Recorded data
-------------------------

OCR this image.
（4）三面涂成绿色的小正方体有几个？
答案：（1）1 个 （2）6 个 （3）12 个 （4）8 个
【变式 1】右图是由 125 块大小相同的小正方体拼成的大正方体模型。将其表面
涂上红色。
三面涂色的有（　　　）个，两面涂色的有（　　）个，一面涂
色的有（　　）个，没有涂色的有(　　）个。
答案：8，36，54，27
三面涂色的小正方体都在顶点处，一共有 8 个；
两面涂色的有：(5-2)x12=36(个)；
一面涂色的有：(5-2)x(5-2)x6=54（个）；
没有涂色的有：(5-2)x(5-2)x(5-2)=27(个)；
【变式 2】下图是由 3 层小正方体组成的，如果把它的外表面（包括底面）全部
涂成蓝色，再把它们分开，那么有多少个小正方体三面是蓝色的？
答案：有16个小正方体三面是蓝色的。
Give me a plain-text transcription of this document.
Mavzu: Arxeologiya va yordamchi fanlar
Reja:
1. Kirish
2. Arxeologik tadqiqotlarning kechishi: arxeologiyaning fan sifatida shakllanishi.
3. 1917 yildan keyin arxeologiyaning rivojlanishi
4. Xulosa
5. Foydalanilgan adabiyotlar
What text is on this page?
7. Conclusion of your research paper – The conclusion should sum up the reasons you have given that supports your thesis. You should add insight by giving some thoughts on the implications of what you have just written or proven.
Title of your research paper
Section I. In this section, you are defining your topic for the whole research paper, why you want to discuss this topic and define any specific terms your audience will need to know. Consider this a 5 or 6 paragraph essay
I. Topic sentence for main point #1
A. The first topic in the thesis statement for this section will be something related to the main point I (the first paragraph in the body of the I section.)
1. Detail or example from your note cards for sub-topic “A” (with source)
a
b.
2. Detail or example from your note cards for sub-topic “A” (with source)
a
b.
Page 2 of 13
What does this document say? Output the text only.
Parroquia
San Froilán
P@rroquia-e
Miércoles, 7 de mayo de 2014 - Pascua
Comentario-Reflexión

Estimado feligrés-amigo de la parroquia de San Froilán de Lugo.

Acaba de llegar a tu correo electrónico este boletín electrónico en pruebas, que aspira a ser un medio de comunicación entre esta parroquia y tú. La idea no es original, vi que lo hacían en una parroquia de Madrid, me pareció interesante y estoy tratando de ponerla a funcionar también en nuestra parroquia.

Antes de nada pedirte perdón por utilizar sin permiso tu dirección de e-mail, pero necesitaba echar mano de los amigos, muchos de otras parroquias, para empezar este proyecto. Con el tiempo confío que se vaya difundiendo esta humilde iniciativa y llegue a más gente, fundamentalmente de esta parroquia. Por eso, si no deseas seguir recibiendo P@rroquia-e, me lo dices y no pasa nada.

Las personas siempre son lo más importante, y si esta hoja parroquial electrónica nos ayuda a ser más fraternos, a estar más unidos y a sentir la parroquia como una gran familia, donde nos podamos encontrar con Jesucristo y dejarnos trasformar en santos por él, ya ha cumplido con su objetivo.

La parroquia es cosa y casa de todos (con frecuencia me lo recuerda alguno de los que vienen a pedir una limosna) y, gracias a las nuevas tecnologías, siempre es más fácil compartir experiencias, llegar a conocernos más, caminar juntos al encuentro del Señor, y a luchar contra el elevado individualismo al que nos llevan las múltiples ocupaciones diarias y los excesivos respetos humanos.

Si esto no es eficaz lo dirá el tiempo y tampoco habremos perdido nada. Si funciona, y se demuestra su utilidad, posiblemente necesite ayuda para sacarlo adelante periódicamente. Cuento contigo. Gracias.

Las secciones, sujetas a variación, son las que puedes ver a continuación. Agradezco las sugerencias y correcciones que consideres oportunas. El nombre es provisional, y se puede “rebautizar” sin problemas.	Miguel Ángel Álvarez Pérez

-------------------------

■ **What you are asked to do**
Copy the entries above exactly, leaving none out.

■ **Task output**
OCR this image.
（4）三面涂成绿色的小正方体有几个？
答案：（1）1 个 （2）6 个 （3）12 个 （4）8 个
【变式 1】右图是由 125 块大小相同的小正方体拼成的大正方体模型。将其表面
涂上红色。
三面涂色的有（　　　）个，两面涂色的有（　　）个，一面涂
色的有（　　）个，没有涂色的有(　　）个。
答案：8，36，54，27
三面涂色的小正方体都在顶点处，一共有 8 个；
两面涂色的有：(5-2)x12=36(个)；
一面涂色的有：(5-2)x(5-2)x6=54（个）；
没有涂色的有：(5-2)x(5-2)x(5-2)=27(个)；
【变式 2】下图是由 3 层小正方体组成的，如果把它的外表面（包括底面）全部
涂成蓝色，再把它们分开，那么有多少个小正方体三面是蓝色的？
答案：有16个小正方体三面是蓝色的。
Give me a plain-text transcription of this document.
Mavzu: Arxeologiya va yordamchi fanlar
Reja:
1. Kirish
2. Arxeologik tadqiqotlarning kechishi: arxeologiyaning fan sifatida shakllanishi.
3. 1917 yildan keyin arxeologiyaning rivojlanishi
4. Xulosa
5. Foydalanilgan adabiyotlar
What text is on this page?
7. Conclusion of your research paper – The conclusion should sum up the reasons you have given that supports your thesis. You should add insight by giving some thoughts on the implications of what you have just written or proven.
Title of your research paper
Section I. In this section, you are defining your topic for the whole research paper, why you want to discuss this topic and define any specific terms your audience will need to know. Consider this a 5 or 6 paragraph essay
I. Topic sentence for main point #1
A. The first topic in the thesis statement for this section will be something related to the main point I (the first paragraph in the body of the I section.)
1. Detail or example from your note cards for sub-topic “A” (with source)
a
b.
2. Detail or example from your note cards for sub-topic “A” (with source)
a
b.
Page 2 of 13
What does this document say? Output the text only.
Parroquia
San Froilán
P@rroquia-e
Miércoles, 7 de mayo de 2014 - Pascua
Comentario-Reflexión

Estimado feligrés-amigo de la parroquia de San Froilán de Lugo.

Acaba de llegar a tu correo electrónico este boletín electrónico en pruebas, que aspira a ser un medio de comunicación entre esta parroquia y tú. La idea no es original, vi que lo hacían en una parroquia de Madrid, me pareció interesante y estoy tratando de ponerla a funcionar también en nuestra parroquia.

Antes de nada pedirte perdón por utilizar sin permiso tu dirección de e-mail, pero necesitaba echar mano de los amigos, muchos de otras parroquias, para empezar este proyecto. Con el tiempo confío que se vaya difundiendo esta humilde iniciativa y llegue a más gente, fundamentalmente de esta parroquia. Por eso, si no deseas seguir recibiendo P@rroquia-e, me lo dices y no pasa nada.

Las personas siempre son lo más importante, y si esta hoja parroquial electrónica nos ayuda a ser más fraternos, a estar más unidos y a sentir la parroquia como una gran familia, donde nos podamos encontrar con Jesucristo y dejarnos trasformar en santos por él, ya ha cumplido con su objetivo.

La parroquia es cosa y casa de todos (con frecuencia me lo recuerda alguno de los que vienen a pedir una limosna) y, gracias a las nuevas tecnologías, siempre es más fácil compartir experiencias, llegar a conocernos más, caminar juntos al encuentro del Señor, y a luchar contra el elevado individualismo al que nos llevan las múltiples ocupaciones diarias y los excesivos respetos humanos.

Si esto no es eficaz lo dirá el tiempo y tampoco habremos perdido nada. Si funciona, y se demuestra su utilidad, posiblemente necesite ayuda para sacarlo adelante periódicamente. Cuento contigo. Gracias.

Las secciones, sujetas a variación, son las que puedes ver a continuación. Agradezco las sugerencias y correcciones que consideres oportunas. El nombre es provisional, y se puede “rebautizar” sin problemas.	Miguel Ángel Álvarez Pérez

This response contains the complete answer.